Exercise instructions:
Identify all lines below that hold "minmax" and collect them.

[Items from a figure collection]
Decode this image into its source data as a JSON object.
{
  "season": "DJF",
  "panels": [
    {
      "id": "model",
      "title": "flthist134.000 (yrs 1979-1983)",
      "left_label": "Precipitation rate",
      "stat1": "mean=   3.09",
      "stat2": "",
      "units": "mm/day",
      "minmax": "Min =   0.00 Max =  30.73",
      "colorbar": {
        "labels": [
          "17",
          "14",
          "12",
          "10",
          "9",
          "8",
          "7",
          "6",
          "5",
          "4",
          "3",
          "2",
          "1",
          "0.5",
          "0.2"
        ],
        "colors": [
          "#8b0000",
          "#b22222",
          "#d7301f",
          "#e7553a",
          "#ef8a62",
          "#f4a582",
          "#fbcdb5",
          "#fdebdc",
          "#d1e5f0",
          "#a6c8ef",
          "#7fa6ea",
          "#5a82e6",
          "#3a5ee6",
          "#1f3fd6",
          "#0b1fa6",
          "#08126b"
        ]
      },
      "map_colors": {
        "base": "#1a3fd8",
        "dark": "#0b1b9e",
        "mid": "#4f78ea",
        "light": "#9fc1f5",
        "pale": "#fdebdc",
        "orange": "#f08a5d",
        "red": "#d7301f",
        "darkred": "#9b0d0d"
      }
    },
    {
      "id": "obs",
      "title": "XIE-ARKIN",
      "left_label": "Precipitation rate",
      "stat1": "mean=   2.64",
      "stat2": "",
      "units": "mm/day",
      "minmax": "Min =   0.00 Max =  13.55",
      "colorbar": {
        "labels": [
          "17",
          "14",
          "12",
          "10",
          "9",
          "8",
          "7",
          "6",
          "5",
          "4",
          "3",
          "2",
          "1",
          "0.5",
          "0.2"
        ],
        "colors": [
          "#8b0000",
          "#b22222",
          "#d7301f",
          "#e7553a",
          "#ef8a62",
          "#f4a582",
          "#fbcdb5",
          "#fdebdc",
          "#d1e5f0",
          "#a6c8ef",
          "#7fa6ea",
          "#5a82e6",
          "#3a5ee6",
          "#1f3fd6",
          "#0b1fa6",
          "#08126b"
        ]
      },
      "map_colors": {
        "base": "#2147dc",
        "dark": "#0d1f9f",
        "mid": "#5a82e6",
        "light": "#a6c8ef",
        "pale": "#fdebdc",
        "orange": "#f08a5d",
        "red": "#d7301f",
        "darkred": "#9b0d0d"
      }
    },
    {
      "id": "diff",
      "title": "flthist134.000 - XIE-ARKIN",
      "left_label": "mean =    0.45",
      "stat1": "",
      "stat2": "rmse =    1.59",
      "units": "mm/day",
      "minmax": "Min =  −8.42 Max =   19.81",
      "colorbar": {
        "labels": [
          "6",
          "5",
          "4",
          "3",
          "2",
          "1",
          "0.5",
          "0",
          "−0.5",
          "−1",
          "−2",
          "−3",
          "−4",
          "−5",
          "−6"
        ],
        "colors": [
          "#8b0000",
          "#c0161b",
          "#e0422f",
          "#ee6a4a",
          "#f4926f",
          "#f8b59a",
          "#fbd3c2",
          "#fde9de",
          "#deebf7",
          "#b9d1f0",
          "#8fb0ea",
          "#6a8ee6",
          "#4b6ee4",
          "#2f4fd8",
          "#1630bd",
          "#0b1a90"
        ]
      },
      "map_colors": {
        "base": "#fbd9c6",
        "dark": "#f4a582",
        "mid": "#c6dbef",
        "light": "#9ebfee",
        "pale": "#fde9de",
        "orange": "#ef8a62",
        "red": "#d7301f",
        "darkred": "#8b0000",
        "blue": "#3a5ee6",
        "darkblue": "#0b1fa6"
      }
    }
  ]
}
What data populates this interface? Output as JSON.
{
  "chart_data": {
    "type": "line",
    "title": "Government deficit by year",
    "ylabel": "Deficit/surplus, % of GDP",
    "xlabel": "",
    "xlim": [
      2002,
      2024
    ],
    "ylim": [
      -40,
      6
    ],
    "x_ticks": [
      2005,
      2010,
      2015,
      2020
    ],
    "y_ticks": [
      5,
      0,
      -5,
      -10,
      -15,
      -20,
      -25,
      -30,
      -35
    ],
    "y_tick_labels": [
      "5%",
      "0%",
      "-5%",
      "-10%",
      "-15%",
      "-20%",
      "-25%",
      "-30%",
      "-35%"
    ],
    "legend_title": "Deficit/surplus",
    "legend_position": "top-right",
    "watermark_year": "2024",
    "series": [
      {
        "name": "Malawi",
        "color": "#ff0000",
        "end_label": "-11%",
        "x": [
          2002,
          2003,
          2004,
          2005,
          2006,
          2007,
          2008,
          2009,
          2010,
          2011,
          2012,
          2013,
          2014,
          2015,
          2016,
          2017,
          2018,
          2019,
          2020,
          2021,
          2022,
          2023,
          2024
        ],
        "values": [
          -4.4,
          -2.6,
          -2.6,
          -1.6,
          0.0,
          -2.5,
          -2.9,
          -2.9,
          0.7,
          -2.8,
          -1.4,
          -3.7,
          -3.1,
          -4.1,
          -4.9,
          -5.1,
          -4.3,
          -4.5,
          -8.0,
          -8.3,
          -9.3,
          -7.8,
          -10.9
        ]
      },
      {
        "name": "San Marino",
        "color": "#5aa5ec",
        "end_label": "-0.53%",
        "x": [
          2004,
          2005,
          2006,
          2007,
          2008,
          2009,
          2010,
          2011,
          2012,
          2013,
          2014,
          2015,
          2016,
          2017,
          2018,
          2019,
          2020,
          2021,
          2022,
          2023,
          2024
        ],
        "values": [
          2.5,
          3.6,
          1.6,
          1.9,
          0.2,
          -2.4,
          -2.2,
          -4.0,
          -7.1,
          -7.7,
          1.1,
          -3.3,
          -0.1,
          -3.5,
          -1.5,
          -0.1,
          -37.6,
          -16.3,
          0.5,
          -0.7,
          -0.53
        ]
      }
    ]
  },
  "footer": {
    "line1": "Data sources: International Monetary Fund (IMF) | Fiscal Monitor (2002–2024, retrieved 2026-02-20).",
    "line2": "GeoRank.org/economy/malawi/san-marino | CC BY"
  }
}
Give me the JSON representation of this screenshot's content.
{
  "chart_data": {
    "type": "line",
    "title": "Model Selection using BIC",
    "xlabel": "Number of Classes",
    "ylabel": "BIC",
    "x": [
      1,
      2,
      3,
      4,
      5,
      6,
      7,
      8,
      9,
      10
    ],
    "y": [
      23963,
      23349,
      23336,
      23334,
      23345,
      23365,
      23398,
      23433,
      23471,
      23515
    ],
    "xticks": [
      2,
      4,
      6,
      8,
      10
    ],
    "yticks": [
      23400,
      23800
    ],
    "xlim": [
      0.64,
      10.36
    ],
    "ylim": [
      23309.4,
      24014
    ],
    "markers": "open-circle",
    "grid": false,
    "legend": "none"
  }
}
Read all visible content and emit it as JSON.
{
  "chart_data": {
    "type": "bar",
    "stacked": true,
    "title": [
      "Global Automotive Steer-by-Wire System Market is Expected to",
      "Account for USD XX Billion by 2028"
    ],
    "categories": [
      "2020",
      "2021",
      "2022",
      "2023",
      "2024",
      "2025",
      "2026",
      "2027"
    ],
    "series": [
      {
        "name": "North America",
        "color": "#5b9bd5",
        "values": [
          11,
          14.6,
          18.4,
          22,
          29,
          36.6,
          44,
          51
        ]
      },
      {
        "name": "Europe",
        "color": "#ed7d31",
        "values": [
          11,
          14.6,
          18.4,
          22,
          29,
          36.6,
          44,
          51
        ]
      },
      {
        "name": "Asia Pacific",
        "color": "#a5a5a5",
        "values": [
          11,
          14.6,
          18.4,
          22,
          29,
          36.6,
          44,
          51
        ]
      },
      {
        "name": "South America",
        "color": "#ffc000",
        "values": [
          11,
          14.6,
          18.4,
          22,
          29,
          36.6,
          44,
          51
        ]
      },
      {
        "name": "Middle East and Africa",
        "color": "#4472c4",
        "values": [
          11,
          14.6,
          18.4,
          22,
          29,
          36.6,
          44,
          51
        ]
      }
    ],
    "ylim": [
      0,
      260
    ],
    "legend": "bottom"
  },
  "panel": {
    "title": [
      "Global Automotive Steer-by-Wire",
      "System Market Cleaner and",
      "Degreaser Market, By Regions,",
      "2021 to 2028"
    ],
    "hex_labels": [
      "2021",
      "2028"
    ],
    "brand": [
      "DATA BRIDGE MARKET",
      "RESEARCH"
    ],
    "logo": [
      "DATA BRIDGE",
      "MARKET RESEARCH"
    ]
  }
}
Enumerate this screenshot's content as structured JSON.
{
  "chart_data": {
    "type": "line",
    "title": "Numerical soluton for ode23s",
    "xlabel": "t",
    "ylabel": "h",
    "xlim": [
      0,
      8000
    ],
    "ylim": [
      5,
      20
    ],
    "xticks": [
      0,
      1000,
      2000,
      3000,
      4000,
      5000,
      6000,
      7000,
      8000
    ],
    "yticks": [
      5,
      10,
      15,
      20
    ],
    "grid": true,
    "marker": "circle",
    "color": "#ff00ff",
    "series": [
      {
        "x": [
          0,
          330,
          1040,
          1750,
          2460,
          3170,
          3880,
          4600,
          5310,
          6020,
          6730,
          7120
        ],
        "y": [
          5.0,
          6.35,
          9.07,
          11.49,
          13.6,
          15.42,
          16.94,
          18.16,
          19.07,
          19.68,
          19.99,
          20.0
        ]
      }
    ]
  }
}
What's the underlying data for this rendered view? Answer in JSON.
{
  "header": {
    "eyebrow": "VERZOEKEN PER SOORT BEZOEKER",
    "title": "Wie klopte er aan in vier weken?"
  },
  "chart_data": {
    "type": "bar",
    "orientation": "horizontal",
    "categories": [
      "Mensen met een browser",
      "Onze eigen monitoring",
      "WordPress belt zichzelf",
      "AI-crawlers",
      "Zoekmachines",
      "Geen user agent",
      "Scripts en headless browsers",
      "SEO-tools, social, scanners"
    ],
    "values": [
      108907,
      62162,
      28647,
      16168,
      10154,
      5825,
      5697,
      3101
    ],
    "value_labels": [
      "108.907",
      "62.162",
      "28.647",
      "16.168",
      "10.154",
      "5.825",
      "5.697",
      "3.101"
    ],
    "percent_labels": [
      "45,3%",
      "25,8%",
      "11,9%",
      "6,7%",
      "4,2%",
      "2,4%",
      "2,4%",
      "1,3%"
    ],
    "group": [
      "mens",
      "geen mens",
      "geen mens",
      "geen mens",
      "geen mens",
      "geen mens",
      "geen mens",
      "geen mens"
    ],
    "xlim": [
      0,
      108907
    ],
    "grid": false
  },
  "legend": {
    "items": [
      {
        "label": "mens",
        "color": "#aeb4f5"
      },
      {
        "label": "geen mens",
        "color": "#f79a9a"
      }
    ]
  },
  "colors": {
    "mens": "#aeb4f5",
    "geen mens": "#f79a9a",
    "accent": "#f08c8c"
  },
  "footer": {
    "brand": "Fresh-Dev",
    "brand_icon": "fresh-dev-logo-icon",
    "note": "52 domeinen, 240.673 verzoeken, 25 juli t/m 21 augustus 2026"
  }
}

Answer for the task:
      "minmax": "Min =   0.00 Max =  30.73",
      "minmax": "Min =   0.00 Max =  13.55",
      "minmax": "Min =  −8.42 Max =   19.81",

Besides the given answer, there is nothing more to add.